-- BEGIN RECORDS SUPPLIED --
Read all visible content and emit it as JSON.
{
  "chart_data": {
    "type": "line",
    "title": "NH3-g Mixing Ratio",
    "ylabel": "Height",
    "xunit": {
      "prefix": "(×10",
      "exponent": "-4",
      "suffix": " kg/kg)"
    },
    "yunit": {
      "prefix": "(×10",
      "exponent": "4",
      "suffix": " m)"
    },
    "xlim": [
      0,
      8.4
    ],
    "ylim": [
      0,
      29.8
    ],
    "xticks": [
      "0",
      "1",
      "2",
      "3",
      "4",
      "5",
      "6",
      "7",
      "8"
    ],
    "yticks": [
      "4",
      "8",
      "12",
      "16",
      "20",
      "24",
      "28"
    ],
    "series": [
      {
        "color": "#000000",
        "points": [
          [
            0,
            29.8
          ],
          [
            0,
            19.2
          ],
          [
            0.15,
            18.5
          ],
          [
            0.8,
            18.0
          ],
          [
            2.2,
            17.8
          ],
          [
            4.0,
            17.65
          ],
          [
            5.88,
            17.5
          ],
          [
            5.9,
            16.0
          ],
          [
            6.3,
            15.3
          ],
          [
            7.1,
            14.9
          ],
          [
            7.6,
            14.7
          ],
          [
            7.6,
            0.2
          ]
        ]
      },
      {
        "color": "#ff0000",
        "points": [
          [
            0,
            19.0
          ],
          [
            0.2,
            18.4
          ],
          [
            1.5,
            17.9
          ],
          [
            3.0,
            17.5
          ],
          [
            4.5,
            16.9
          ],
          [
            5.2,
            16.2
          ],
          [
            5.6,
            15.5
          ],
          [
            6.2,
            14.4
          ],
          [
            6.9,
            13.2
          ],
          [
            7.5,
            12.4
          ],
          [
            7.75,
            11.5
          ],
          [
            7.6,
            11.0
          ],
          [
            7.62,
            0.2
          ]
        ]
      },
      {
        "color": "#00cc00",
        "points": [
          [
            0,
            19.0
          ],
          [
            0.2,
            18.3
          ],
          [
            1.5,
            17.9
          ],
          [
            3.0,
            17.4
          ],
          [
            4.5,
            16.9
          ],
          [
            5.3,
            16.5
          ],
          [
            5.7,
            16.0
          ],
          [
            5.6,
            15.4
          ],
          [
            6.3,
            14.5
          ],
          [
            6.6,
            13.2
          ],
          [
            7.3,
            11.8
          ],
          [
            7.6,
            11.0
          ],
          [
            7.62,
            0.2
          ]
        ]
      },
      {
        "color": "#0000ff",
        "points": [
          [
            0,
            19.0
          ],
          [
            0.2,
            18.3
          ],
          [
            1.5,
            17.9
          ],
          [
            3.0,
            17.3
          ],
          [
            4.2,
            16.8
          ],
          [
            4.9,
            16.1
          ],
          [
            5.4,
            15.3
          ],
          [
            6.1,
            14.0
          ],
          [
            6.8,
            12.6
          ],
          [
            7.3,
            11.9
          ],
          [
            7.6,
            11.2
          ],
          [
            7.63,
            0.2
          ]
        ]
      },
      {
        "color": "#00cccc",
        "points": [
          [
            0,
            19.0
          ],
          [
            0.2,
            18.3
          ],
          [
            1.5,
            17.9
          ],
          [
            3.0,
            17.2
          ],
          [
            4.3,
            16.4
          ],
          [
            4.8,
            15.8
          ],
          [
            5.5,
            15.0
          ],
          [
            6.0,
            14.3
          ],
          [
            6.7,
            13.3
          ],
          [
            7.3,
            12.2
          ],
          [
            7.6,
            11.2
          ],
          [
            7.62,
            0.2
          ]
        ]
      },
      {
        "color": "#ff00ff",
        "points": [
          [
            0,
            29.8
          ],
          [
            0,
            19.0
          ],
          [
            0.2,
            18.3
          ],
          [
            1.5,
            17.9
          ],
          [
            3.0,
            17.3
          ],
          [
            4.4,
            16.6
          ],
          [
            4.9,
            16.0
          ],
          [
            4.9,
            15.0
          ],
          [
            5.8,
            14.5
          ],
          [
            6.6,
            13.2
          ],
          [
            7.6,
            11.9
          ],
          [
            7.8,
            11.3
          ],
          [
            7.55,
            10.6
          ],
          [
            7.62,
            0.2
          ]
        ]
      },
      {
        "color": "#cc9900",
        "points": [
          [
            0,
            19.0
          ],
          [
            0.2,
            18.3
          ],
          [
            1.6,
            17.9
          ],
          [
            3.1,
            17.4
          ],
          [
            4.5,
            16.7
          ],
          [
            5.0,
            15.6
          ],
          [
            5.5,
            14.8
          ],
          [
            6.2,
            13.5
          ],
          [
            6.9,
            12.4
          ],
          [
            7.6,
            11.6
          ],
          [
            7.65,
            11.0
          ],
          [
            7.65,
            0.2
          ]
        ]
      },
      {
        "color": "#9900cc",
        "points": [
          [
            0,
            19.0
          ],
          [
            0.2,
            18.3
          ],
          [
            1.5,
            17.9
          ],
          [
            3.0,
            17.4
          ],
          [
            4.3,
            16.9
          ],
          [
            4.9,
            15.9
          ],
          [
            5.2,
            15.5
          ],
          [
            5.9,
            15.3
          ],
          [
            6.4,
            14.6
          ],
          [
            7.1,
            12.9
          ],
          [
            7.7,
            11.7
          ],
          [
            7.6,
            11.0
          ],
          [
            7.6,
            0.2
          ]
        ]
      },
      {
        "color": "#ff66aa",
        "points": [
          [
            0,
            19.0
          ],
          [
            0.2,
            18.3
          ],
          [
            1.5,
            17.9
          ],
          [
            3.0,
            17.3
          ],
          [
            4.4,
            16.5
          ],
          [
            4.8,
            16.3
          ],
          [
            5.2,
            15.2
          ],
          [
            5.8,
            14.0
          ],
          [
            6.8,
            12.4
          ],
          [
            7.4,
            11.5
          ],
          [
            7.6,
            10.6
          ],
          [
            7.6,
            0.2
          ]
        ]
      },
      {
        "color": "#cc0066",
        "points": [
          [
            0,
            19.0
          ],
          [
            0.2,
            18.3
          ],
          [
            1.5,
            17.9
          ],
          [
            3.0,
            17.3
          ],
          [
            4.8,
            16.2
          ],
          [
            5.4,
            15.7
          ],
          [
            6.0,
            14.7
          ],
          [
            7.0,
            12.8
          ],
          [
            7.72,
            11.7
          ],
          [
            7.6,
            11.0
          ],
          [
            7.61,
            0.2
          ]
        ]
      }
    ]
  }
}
-- END RECORDS SUPPLIED --
WRITTEN INSTRUCTION -> Recite the full listing above exactly.

OUTPUT BELOW ->
Read all visible content and emit it as JSON.
{
  "chart_data": {
    "type": "line",
    "title": "NH3-g Mixing Ratio",
    "ylabel": "Height",
    "xunit": {
      "prefix": "(×10",
      "exponent": "-4",
      "suffix": " kg/kg)"
    },
    "yunit": {
      "prefix": "(×10",
      "exponent": "4",
      "suffix": " m)"
    },
    "xlim": [
      0,
      8.4
    ],
    "ylim": [
      0,
      29.8
    ],
    "xticks": [
      "0",
      "1",
      "2",
      "3",
      "4",
      "5",
      "6",
      "7",
      "8"
    ],
    "yticks": [
      "4",
      "8",
      "12",
      "16",
      "20",
      "24",
      "28"
    ],
    "series": [
      {
        "color": "#000000",
        "points": [
          [
            0,
            29.8
          ],
          [
            0,
            19.2
          ],
          [
            0.15,
            18.5
          ],
          [
            0.8,
            18.0
          ],
          [
            2.2,
            17.8
          ],
          [
            4.0,
            17.65
          ],
          [
            5.88,
            17.5
          ],
          [
            5.9,
            16.0
          ],
          [
            6.3,
            15.3
          ],
          [
            7.1,
            14.9
          ],
          [
            7.6,
            14.7
          ],
          [
            7.6,
            0.2
          ]
        ]
      },
      {
        "color": "#ff0000",
        "points": [
          [
            0,
            19.0
          ],
          [
            0.2,
            18.4
          ],
          [
            1.5,
            17.9
          ],
          [
            3.0,
            17.5
          ],
          [
            4.5,
            16.9
          ],
          [
            5.2,
            16.2
          ],
          [
            5.6,
            15.5
          ],
          [
            6.2,
            14.4
          ],
          [
            6.9,
            13.2
          ],
          [
            7.5,
            12.4
          ],
          [
            7.75,
            11.5
          ],
          [
            7.6,
            11.0
          ],
          [
            7.62,
            0.2
          ]
        ]
      },
      {
        "color": "#00cc00",
        "points": [
          [
            0,
            19.0
          ],
          [
            0.2,
            18.3
          ],
          [
            1.5,
            17.9
          ],
          [
            3.0,
            17.4
          ],
          [
            4.5,
            16.9
          ],
          [
            5.3,
            16.5
          ],
          [
            5.7,
            16.0
          ],
          [
            5.6,
            15.4
          ],
          [
            6.3,
            14.5
          ],
          [
            6.6,
            13.2
          ],
          [
            7.3,
            11.8
          ],
          [
            7.6,
            11.0
          ],
          [
            7.62,
            0.2
          ]
        ]
      },
      {
        "color": "#0000ff",
        "points": [
          [
            0,
            19.0
          ],
          [
            0.2,
            18.3
          ],
          [
            1.5,
            17.9
          ],
          [
            3.0,
            17.3
          ],
          [
            4.2,
            16.8
          ],
          [
            4.9,
            16.1
          ],
          [
            5.4,
            15.3
          ],
          [
            6.1,
            14.0
          ],
          [
            6.8,
            12.6
          ],
          [
            7.3,
            11.9
          ],
          [
            7.6,
            11.2
          ],
          [
            7.63,
            0.2
          ]
        ]
      },
      {
        "color": "#00cccc",
        "points": [
          [
            0,
            19.0
          ],
          [
            0.2,
            18.3
          ],
          [
            1.5,
            17.9
          ],
          [
            3.0,
            17.2
          ],
          [
            4.3,
            16.4
          ],
          [
            4.8,
            15.8
          ],
          [
            5.5,
            15.0
          ],
          [
            6.0,
            14.3
          ],
          [
            6.7,
            13.3
          ],
          [
            7.3,
            12.2
          ],
          [
            7.6,
            11.2
          ],
          [
            7.62,
            0.2
          ]
        ]
      },
      {
        "color": "#ff00ff",
        "points": [
          [
            0,
            29.8
          ],
          [
            0,
            19.0
          ],
          [
            0.2,
            18.3
          ],
          [
            1.5,
            17.9
          ],
          [
            3.0,
            17.3
          ],
          [
            4.4,
            16.6
          ],
          [
            4.9,
            16.0
          ],
          [
            4.9,
            15.0
          ],
          [
            5.8,
            14.5
          ],
          [
            6.6,
            13.2
          ],
          [
            7.6,
            11.9
          ],
          [
            7.8,
            11.3
          ],
          [
            7.55,
            10.6
          ],
          [
            7.62,
            0.2
          ]
        ]
      },
      {
        "color": "#cc9900",
        "points": [
          [
            0,
            19.0
          ],
          [
            0.2,
            18.3
          ],
          [
            1.6,
            17.9
          ],
          [
            3.1,
            17.4
          ],
          [
            4.5,
            16.7
          ],
          [
            5.0,
            15.6
          ],
          [
            5.5,
            14.8
          ],
          [
            6.2,
            13.5
          ],
          [
            6.9,
            12.4
          ],
          [
            7.6,
            11.6
          ],
          [
            7.65,
            11.0
          ],
          [
            7.65,
            0.2
          ]
        ]
      },
      {
        "color": "#9900cc",
        "points": [
          [
            0,
            19.0
          ],
          [
            0.2,
            18.3
          ],
          [
            1.5,
            17.9
          ],
          [
            3.0,
            17.4
          ],
          [
            4.3,
            16.9
          ],
          [
            4.9,
            15.9
          ],
          [
            5.2,
            15.5
          ],
          [
            5.9,
            15.3
          ],
          [
            6.4,
            14.6
          ],
          [
            7.1,
            12.9
          ],
          [
            7.7,
            11.7
          ],
          [
            7.6,
            11.0
          ],
          [
            7.6,
            0.2
          ]
        ]
      },
      {
        "color": "#ff66aa",
        "points": [
          [
            0,
            19.0
          ],
          [
            0.2,
            18.3
          ],
          [
            1.5,
            17.9
          ],
          [
            3.0,
            17.3
          ],
          [
            4.4,
            16.5
          ],
          [
            4.8,
            16.3
          ],
          [
            5.2,
            15.2
          ],
          [
            5.8,
            14.0
          ],
          [
            6.8,
            12.4
          ],
          [
            7.4,
            11.5
          ],
          [
            7.6,
            10.6
          ],
          [
            7.6,
            0.2
          ]
        ]
      },
      {
        "color": "#cc0066",
        "points": [
          [
            0,
            19.0
          ],
          [
            0.2,
            18.3
          ],
          [
            1.5,
            17.9
          ],
          [
            3.0,
            17.3
          ],
          [
            4.8,
            16.2
          ],
          [
            5.4,
            15.7
          ],
          [
            6.0,
            14.7
          ],
          [
            7.0,
            12.8
          ],
          [
            7.72,
            11.7
          ],
          [
            7.6,
            11.0
          ],
          [
            7.61,
            0.2
          ]
        ]
      }
    ]
  }
}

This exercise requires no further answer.